[GOAL]: Retype all of the data exactly as given.

[DATA FOR THIS EXERCISE]:
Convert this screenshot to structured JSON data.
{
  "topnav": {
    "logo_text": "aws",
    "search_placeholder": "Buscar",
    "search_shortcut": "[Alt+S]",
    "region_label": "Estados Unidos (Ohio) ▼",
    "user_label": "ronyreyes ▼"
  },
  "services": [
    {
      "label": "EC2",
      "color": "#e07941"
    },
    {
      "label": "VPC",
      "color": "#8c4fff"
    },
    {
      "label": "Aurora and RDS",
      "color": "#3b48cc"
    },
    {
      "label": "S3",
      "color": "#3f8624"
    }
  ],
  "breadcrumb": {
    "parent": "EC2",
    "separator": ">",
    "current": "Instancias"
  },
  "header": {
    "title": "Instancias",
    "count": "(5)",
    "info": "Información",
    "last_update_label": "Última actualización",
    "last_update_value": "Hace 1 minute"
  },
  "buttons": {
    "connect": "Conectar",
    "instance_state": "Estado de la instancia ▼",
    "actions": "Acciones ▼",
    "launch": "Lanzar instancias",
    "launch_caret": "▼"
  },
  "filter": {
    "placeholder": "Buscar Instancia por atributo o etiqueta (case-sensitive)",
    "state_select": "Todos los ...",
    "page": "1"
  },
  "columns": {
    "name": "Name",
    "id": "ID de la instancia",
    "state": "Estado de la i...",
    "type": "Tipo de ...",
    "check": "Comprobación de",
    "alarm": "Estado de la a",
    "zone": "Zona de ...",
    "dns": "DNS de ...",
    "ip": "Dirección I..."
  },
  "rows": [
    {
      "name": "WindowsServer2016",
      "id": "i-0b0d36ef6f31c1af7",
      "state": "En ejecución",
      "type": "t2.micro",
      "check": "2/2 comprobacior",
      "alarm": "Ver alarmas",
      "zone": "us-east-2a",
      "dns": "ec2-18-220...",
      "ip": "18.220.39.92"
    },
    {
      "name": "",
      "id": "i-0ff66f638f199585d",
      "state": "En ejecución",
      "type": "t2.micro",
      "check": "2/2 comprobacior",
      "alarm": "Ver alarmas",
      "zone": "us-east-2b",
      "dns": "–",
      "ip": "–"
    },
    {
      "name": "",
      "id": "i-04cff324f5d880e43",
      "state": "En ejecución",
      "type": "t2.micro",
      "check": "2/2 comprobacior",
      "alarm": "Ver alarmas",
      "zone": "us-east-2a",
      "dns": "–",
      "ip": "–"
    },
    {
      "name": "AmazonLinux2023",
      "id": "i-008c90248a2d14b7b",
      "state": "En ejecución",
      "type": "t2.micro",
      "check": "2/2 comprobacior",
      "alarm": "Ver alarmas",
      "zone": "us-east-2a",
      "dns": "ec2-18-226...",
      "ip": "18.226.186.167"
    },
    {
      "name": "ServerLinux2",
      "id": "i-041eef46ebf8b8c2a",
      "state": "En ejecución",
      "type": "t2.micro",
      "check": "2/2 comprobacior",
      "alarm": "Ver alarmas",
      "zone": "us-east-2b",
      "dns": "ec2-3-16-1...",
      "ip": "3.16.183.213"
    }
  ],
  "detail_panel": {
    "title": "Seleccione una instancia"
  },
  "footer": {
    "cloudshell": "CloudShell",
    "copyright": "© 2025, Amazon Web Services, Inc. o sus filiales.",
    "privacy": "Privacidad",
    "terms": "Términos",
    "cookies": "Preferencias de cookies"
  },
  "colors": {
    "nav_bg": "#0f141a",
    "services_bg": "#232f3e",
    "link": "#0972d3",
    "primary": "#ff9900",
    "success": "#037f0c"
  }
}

[CORRECT ANSWER]:
Convert this screenshot to structured JSON data.
{
  "topnav": {
    "logo_text": "aws",
    "search_placeholder": "Buscar",
    "search_shortcut": "[Alt+S]",
    "region_label": "Estados Unidos (Ohio) ▼",
    "user_label": "ronyreyes ▼"
  },
  "services": [
    {
      "label": "EC2",
      "color": "#e07941"
    },
    {
      "label": "VPC",
      "color": "#8c4fff"
    },
    {
      "label": "Aurora and RDS",
      "color": "#3b48cc"
    },
    {
      "label": "S3",
      "color": "#3f8624"
    }
  ],
  "breadcrumb": {
    "parent": "EC2",
    "separator": ">",
    "current": "Instancias"
  },
  "header": {
    "title": "Instancias",
    "count": "(5)",
    "info": "Información",
    "last_update_label": "Última actualización",
    "last_update_value": "Hace 1 minute"
  },
  "buttons": {
    "connect": "Conectar",
    "instance_state": "Estado de la instancia ▼",
    "actions": "Acciones ▼",
    "launch": "Lanzar instancias",
    "launch_caret": "▼"
  },
  "filter": {
    "placeholder": "Buscar Instancia por atributo o etiqueta (case-sensitive)",
    "state_select": "Todos los ...",
    "page": "1"
  },
  "columns": {
    "name": "Name",
    "id": "ID de la instancia",
    "state": "Estado de la i...",
    "type": "Tipo de ...",
    "check": "Comprobación de",
    "alarm": "Estado de la a",
    "zone": "Zona de ...",
    "dns": "DNS de ...",
    "ip": "Dirección I..."
  },
  "rows": [
    {
      "name": "WindowsServer2016",
      "id": "i-0b0d36ef6f31c1af7",
      "state": "En ejecución",
      "type": "t2.micro",
      "check": "2/2 comprobacior",
      "alarm": "Ver alarmas",
      "zone": "us-east-2a",
      "dns": "ec2-18-220...",
      "ip": "18.220.39.92"
    },
    {
      "name": "",
      "id": "i-0ff66f638f199585d",
      "state": "En ejecución",
      "type": "t2.micro",
      "check": "2/2 comprobacior",
      "alarm": "Ver alarmas",
      "zone": "us-east-2b",
      "dns": "–",
      "ip": "–"
    },
    {
      "name": "",
      "id": "i-04cff324f5d880e43",
      "state": "En ejecución",
      "type": "t2.micro",
      "check": "2/2 comprobacior",
      "alarm": "Ver alarmas",
      "zone": "us-east-2a",
      "dns": "–",
      "ip": "–"
    },
    {
      "name": "AmazonLinux2023",
      "id": "i-008c90248a2d14b7b",
      "state": "En ejecución",
      "type": "t2.micro",
      "check": "2/2 comprobacior",
      "alarm": "Ver alarmas",
      "zone": "us-east-2a",
      "dns": "ec2-18-226...",
      "ip": "18.226.186.167"
    },
    {
      "name": "ServerLinux2",
      "id": "i-041eef46ebf8b8c2a",
      "state": "En ejecución",
      "type": "t2.micro",
      "check": "2/2 comprobacior",
      "alarm": "Ver alarmas",
      "zone": "us-east-2b",
      "dns": "ec2-3-16-1...",
      "ip": "3.16.183.213"
    }
  ],
  "detail_panel": {
    "title": "Seleccione una instancia"
  },
  "footer": {
    "cloudshell": "CloudShell",
    "copyright": "© 2025, Amazon Web Services, Inc. o sus filiales.",
    "privacy": "Privacidad",
    "terms": "Términos",
    "cookies": "Preferencias de cookies"
  },
  "colors": {
    "nav_bg": "#0f141a",
    "services_bg": "#232f3e",
    "link": "#0972d3",
    "primary": "#ff9900",
    "success": "#037f0c"
  }
}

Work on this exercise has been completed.